Return every line below as is, leaving out the pictures.

┄┄┄┄┄┄┄┄┄┄

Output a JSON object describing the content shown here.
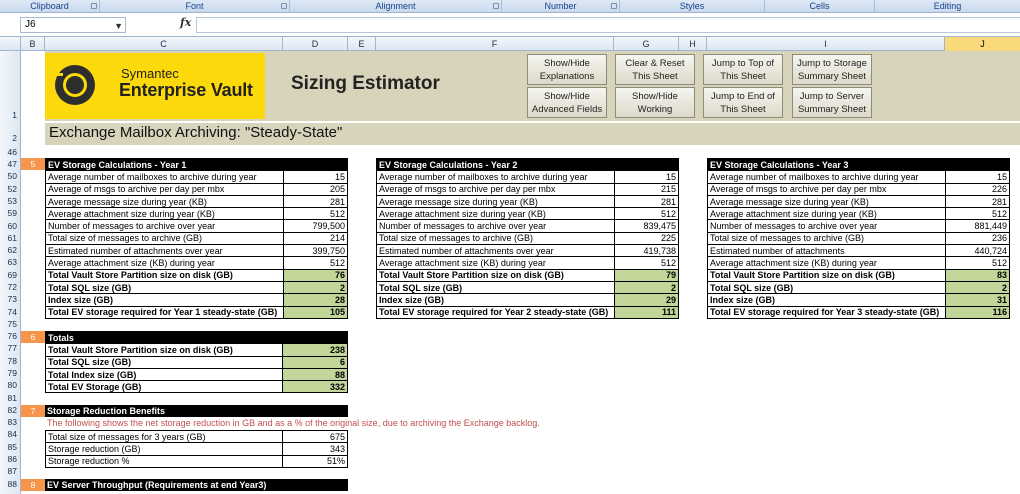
{
  "ribbon": {
    "groups": [
      "Clipboard",
      "Font",
      "Alignment",
      "Number",
      "Styles",
      "Cells",
      "Editing"
    ]
  },
  "formula_bar": {
    "name_box": "J6",
    "fx": "fx",
    "formula": ""
  },
  "columns": [
    "B",
    "C",
    "D",
    "E",
    "F",
    "G",
    "H",
    "I",
    "J"
  ],
  "rows": [
    "1",
    "2",
    "46",
    "47",
    "50",
    "52",
    "53",
    "59",
    "60",
    "61",
    "62",
    "63",
    "69",
    "72",
    "73",
    "74",
    "75",
    "76",
    "77",
    "78",
    "79",
    "80",
    "81",
    "82",
    "83",
    "84",
    "85",
    "86",
    "87",
    "88"
  ],
  "logo": {
    "tiny": "Symantec",
    "big": "Enterprise Vault"
  },
  "title": "Sizing Estimator",
  "buttons": {
    "show_hide_explanations": "Show/Hide Explanations",
    "show_hide_advanced": "Show/Hide Advanced Fields",
    "clear_reset": "Clear & Reset This Sheet",
    "show_hide_working": "Show/Hide Working",
    "jump_top": "Jump to Top of This Sheet",
    "jump_end": "Jump to End of This Sheet",
    "jump_storage": "Jump to Storage Summary Sheet",
    "jump_server": "Jump to Server Summary Sheet"
  },
  "subtitle": "Exchange Mailbox Archiving: \"Steady-State\"",
  "sections": {
    "s5": "5",
    "s6": "6",
    "s7": "7",
    "s8": "8"
  },
  "year_tables": [
    {
      "title": "EV Storage Calculations - Year 1",
      "rows": [
        {
          "label": "Average number of mailboxes to archive during year",
          "value": "15"
        },
        {
          "label": "Average of msgs to archive per day per mbx",
          "value": "205"
        },
        {
          "label": "Average message size during year (KB)",
          "value": "281"
        },
        {
          "label": "Average attachment size during year (KB)",
          "value": "512"
        },
        {
          "label": "Number of messages to archive over year",
          "value": "799,500"
        },
        {
          "label": "Total size of messages to archive (GB)",
          "value": "214"
        },
        {
          "label": "Estimated number of attachments over year",
          "value": "399,750"
        },
        {
          "label": "Average attachment size (KB) during year",
          "value": "512"
        },
        {
          "label": "Total Vault Store Partition size on disk (GB)",
          "value": "76",
          "bold": true
        },
        {
          "label": "Total SQL size (GB)",
          "value": "2",
          "bold": true
        },
        {
          "label": "Index size (GB)",
          "value": "28",
          "bold": true
        },
        {
          "label": "Total EV storage required for Year 1 steady-state (GB)",
          "value": "105",
          "bold": true
        }
      ]
    },
    {
      "title": "EV Storage Calculations - Year 2",
      "rows": [
        {
          "label": "Average number of mailboxes to archive during year",
          "value": "15"
        },
        {
          "label": "Average of msgs to archive per day per mbx",
          "value": "215"
        },
        {
          "label": "Average message size during year (KB)",
          "value": "281"
        },
        {
          "label": "Average attachment size during year (KB)",
          "value": "512"
        },
        {
          "label": "Number of messages to archive over year",
          "value": "839,475"
        },
        {
          "label": "Total size of messages to archive (GB)",
          "value": "225"
        },
        {
          "label": "Estimated number of attachments over year",
          "value": "419,738"
        },
        {
          "label": "Average attachment size (KB) during year",
          "value": "512"
        },
        {
          "label": "Total Vault Store Partition size on disk (GB)",
          "value": "79",
          "bold": true
        },
        {
          "label": "Total SQL size (GB)",
          "value": "2",
          "bold": true
        },
        {
          "label": "Index size (GB)",
          "value": "29",
          "bold": true
        },
        {
          "label": "Total EV storage required for Year 2 steady-state (GB)",
          "value": "111",
          "bold": true
        }
      ]
    },
    {
      "title": "EV Storage Calculations - Year 3",
      "rows": [
        {
          "label": "Average number of mailboxes to archive during year",
          "value": "15"
        },
        {
          "label": "Average of msgs to archive per day per mbx",
          "value": "226"
        },
        {
          "label": "Average message size during year (KB)",
          "value": "281"
        },
        {
          "label": "Average attachment size during year (KB)",
          "value": "512"
        },
        {
          "label": "Number of messages to archive over year",
          "value": "881,449"
        },
        {
          "label": "Total size of messages to archive (GB)",
          "value": "236"
        },
        {
          "label": "Estimated number of attachments",
          "value": "440,724"
        },
        {
          "label": "Average attachment size (KB) during year",
          "value": "512"
        },
        {
          "label": "Total Vault Store Partition size on disk (GB)",
          "value": "83",
          "bold": true
        },
        {
          "label": "Total SQL size (GB)",
          "value": "2",
          "bold": true
        },
        {
          "label": "Index size (GB)",
          "value": "31",
          "bold": true
        },
        {
          "label": "Total EV storage required for Year 3 steady-state (GB)",
          "value": "116",
          "bold": true
        }
      ]
    }
  ],
  "totals": {
    "title": "Totals",
    "rows": [
      {
        "label": "Total Vault Store Partition size on disk (GB)",
        "value": "238"
      },
      {
        "label": "Total SQL size (GB)",
        "value": "6"
      },
      {
        "label": "Total Index size (GB)",
        "value": "88"
      },
      {
        "label": "Total EV Storage (GB)",
        "value": "332"
      }
    ]
  },
  "reduction": {
    "title": "Storage Reduction Benefits",
    "note": "The following shows the net storage reduction in GB and as a % of the original size, due to archiving the Exchange backlog.",
    "rows": [
      {
        "label": "Total size of messages for 3 years (GB)",
        "value": "675"
      },
      {
        "label": "Storage reduction (GB)",
        "value": "343"
      },
      {
        "label": "Storage reduction %",
        "value": "51%"
      }
    ]
  },
  "throughput": {
    "title": "EV Server Throughput (Requirements at end Year3)"
  },
  "colors": {
    "banner": "#d8d4bc",
    "logo_yellow": "#fcd90a",
    "section_orange": "#f7964a",
    "total_green": "#c2d69a",
    "note_red": "#c0504d"
  }
}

┄┄┄┄┄┄┄┄┄┄

**FINISHED EXERCISE**
Output a JSON object describing the content shown here.
{
  "ribbon": {
    "groups": [
      "Clipboard",
      "Font",
      "Alignment",
      "Number",
      "Styles",
      "Cells",
      "Editing"
    ]
  },
  "formula_bar": {
    "name_box": "J6",
    "fx": "fx",
    "formula": ""
  },
  "columns": [
    "B",
    "C",
    "D",
    "E",
    "F",
    "G",
    "H",
    "I",
    "J"
  ],
  "rows": [
    "1",
    "2",
    "46",
    "47",
    "50",
    "52",
    "53",
    "59",
    "60",
    "61",
    "62",
    "63",
    "69",
    "72",
    "73",
    "74",
    "75",
    "76",
    "77",
    "78",
    "79",
    "80",
    "81",
    "82",
    "83",
    "84",
    "85",
    "86",
    "87",
    "88"
  ],
  "logo": {
    "tiny": "Symantec",
    "big": "Enterprise Vault"
  },
  "title": "Sizing Estimator",
  "buttons": {
    "show_hide_explanations": "Show/Hide Explanations",
    "show_hide_advanced": "Show/Hide Advanced Fields",
    "clear_reset": "Clear & Reset This Sheet",
    "show_hide_working": "Show/Hide Working",
    "jump_top": "Jump to Top of This Sheet",
    "jump_end": "Jump to End of This Sheet",
    "jump_storage": "Jump to Storage Summary Sheet",
    "jump_server": "Jump to Server Summary Sheet"
  },
  "subtitle": "Exchange Mailbox Archiving: \"Steady-State\"",
  "sections": {
    "s5": "5",
    "s6": "6",
    "s7": "7",
    "s8": "8"
  },
  "year_tables": [
    {
      "title": "EV Storage Calculations - Year 1",
      "rows": [
        {
          "label": "Average number of mailboxes to archive during year",
          "value": "15"
        },
        {
          "label": "Average of msgs to archive per day per mbx",
          "value": "205"
        },
        {
          "label": "Average message size during year (KB)",
          "value": "281"
        },
        {
          "label": "Average attachment size during year (KB)",
          "value": "512"
        },
        {
          "label": "Number of messages to archive over year",
          "value": "799,500"
        },
        {
          "label": "Total size of messages to archive (GB)",
          "value": "214"
        },
        {
          "label": "Estimated number of attachments over year",
          "value": "399,750"
        },
        {
          "label": "Average attachment size (KB) during year",
          "value": "512"
        },
        {
          "label": "Total Vault Store Partition size on disk (GB)",
          "value": "76",
          "bold": true
        },
        {
          "label": "Total SQL size (GB)",
          "value": "2",
          "bold": true
        },
        {
          "label": "Index size (GB)",
          "value": "28",
          "bold": true
        },
        {
          "label": "Total EV storage required for Year 1 steady-state (GB)",
          "value": "105",
          "bold": true
        }
      ]
    },
    {
      "title": "EV Storage Calculations - Year 2",
      "rows": [
        {
          "label": "Average number of mailboxes to archive during year",
          "value": "15"
        },
        {
          "label": "Average of msgs to archive per day per mbx",
          "value": "215"
        },
        {
          "label": "Average message size during year (KB)",
          "value": "281"
        },
        {
          "label": "Average attachment size during year (KB)",
          "value": "512"
        },
        {
          "label": "Number of messages to archive over year",
          "value": "839,475"
        },
        {
          "label": "Total size of messages to archive (GB)",
          "value": "225"
        },
        {
          "label": "Estimated number of attachments over year",
          "value": "419,738"
        },
        {
          "label": "Average attachment size (KB) during year",
          "value": "512"
        },
        {
          "label": "Total Vault Store Partition size on disk (GB)",
          "value": "79",
          "bold": true
        },
        {
          "label": "Total SQL size (GB)",
          "value": "2",
          "bold": true
        },
        {
          "label": "Index size (GB)",
          "value": "29",
          "bold": true
        },
        {
          "label": "Total EV storage required for Year 2 steady-state (GB)",
          "value": "111",
          "bold": true
        }
      ]
    },
    {
      "title": "EV Storage Calculations - Year 3",
      "rows": [
        {
          "label": "Average number of mailboxes to archive during year",
          "value": "15"
        },
        {
          "label": "Average of msgs to archive per day per mbx",
          "value": "226"
        },
        {
          "label": "Average message size during year (KB)",
          "value": "281"
        },
        {
          "label": "Average attachment size during year (KB)",
          "value": "512"
        },
        {
          "label": "Number of messages to archive over year",
          "value": "881,449"
        },
        {
          "label": "Total size of messages to archive (GB)",
          "value": "236"
        },
        {
          "label": "Estimated number of attachments",
          "value": "440,724"
        },
        {
          "label": "Average attachment size (KB) during year",
          "value": "512"
        },
        {
          "label": "Total Vault Store Partition size on disk (GB)",
          "value": "83",
          "bold": true
        },
        {
          "label": "Total SQL size (GB)",
          "value": "2",
          "bold": true
        },
        {
          "label": "Index size (GB)",
          "value": "31",
          "bold": true
        },
        {
          "label": "Total EV storage required for Year 3 steady-state (GB)",
          "value": "116",
          "bold": true
        }
      ]
    }
  ],
  "totals": {
    "title": "Totals",
    "rows": [
      {
        "label": "Total Vault Store Partition size on disk (GB)",
        "value": "238"
      },
      {
        "label": "Total SQL size (GB)",
        "value": "6"
      },
      {
        "label": "Total Index size (GB)",
        "value": "88"
      },
      {
        "label": "Total EV Storage (GB)",
        "value": "332"
      }
    ]
  },
  "reduction": {
    "title": "Storage Reduction Benefits",
    "note": "The following shows the net storage reduction in GB and as a % of the original size, due to archiving the Exchange backlog.",
    "rows": [
      {
        "label": "Total size of messages for 3 years (GB)",
        "value": "675"
      },
      {
        "label": "Storage reduction (GB)",
        "value": "343"
      },
      {
        "label": "Storage reduction %",
        "value": "51%"
      }
    ]
  },
  "throughput": {
    "title": "EV Server Throughput (Requirements at end Year3)"
  },
  "colors": {
    "banner": "#d8d4bc",
    "logo_yellow": "#fcd90a",
    "section_orange": "#f7964a",
    "total_green": "#c2d69a",
    "note_red": "#c0504d"
  }
}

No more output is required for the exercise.